■ Task
Count only the lines of the records that hold "arrows", then give the number without any other words.

START

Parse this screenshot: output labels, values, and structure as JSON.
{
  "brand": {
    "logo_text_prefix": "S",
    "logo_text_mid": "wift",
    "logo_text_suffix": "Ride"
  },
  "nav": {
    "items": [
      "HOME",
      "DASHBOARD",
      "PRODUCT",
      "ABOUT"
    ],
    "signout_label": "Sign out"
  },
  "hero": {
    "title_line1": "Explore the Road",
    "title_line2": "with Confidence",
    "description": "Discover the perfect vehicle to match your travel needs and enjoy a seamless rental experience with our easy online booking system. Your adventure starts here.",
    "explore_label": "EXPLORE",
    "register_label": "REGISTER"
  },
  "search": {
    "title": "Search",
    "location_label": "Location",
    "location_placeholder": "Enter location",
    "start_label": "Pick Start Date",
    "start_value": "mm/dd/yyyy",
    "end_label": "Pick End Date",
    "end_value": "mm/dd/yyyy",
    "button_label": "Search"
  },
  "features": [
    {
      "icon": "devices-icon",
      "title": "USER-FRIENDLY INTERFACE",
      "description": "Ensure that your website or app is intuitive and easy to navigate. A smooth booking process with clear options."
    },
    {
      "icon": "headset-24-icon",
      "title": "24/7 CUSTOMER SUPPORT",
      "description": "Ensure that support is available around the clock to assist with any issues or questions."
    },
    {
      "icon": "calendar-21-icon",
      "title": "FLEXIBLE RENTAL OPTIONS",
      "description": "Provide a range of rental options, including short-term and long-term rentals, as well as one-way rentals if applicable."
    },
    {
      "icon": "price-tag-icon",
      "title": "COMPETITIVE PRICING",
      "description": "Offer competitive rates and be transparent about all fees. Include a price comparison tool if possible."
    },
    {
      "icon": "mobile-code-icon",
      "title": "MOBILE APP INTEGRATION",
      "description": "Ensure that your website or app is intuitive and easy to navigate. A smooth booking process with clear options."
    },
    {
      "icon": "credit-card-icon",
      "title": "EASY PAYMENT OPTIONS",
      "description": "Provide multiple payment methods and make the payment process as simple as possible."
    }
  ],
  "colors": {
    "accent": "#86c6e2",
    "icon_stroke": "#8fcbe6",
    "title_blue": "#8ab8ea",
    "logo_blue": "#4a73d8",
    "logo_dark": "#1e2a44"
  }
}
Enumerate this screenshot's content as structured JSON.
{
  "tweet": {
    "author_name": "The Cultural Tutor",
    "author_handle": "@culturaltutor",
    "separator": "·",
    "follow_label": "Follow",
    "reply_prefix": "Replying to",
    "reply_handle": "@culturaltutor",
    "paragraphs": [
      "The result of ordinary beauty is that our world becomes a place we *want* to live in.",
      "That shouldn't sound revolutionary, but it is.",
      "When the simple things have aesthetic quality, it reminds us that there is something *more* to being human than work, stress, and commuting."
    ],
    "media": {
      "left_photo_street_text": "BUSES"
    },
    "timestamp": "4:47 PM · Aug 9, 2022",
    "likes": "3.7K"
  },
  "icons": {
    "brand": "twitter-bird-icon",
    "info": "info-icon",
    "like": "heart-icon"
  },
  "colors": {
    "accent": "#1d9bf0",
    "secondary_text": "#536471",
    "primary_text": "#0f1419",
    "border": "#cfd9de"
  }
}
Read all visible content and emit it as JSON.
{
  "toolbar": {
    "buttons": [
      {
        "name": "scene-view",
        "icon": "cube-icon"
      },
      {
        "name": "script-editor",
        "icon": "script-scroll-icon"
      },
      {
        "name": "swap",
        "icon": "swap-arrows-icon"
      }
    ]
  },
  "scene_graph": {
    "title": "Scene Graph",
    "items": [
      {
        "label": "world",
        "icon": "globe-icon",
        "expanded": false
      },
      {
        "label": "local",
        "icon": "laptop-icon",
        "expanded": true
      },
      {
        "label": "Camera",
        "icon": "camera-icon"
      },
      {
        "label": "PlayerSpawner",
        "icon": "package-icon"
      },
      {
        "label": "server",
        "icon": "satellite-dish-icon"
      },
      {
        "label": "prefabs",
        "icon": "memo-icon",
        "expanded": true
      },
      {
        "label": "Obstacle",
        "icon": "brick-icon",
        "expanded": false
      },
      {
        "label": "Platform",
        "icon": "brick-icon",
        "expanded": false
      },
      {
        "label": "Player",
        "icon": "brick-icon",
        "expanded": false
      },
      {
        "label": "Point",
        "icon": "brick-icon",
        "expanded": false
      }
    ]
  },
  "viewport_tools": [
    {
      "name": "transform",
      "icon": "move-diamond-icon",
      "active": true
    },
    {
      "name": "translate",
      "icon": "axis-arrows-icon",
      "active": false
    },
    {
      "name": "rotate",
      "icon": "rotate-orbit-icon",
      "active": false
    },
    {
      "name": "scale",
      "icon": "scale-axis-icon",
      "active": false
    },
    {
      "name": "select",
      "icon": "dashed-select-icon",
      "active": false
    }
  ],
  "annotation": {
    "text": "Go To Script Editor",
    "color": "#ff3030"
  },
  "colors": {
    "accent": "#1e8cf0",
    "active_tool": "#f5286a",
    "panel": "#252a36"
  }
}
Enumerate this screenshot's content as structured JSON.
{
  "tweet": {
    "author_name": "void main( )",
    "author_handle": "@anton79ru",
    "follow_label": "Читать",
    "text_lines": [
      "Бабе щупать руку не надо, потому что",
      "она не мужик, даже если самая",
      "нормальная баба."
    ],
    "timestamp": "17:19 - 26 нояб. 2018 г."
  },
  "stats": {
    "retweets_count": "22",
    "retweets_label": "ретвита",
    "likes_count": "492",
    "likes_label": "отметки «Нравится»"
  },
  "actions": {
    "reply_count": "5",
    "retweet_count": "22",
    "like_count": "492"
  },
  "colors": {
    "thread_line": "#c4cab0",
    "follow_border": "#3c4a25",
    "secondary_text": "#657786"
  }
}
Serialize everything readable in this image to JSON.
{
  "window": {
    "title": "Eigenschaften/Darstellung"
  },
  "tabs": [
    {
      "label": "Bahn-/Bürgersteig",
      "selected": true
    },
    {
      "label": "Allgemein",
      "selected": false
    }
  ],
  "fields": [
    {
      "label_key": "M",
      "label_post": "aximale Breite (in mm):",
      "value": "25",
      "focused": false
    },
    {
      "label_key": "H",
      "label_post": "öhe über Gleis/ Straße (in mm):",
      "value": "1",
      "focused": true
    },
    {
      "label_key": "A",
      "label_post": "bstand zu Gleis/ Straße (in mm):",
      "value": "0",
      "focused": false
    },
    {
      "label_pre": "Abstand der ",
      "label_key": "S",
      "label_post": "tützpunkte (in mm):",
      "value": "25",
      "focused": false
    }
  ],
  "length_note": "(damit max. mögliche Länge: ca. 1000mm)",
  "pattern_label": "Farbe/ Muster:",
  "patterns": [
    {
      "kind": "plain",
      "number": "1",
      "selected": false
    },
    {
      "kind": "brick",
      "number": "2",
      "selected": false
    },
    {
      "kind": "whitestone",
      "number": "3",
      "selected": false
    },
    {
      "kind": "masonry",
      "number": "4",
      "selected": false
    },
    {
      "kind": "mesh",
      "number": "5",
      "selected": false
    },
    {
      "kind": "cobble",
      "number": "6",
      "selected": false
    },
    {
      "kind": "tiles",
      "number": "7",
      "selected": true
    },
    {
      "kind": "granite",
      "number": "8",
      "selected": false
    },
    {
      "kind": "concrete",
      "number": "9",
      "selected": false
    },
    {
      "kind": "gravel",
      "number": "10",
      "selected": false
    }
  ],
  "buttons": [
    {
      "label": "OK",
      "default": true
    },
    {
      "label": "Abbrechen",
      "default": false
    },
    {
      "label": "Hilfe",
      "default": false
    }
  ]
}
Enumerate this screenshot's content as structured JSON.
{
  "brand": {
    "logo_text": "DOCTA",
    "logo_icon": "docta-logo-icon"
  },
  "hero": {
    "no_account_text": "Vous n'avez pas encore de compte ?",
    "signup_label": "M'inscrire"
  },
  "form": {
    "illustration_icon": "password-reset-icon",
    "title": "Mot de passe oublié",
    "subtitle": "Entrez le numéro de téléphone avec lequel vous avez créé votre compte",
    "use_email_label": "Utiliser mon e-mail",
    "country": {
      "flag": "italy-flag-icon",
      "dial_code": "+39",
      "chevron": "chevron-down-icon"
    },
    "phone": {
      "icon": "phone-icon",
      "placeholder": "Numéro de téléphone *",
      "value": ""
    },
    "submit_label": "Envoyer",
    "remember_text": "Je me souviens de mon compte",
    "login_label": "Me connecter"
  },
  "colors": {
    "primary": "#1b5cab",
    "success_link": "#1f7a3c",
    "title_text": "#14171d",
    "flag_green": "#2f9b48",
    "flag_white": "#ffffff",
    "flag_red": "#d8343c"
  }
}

END

■ Complete answer
2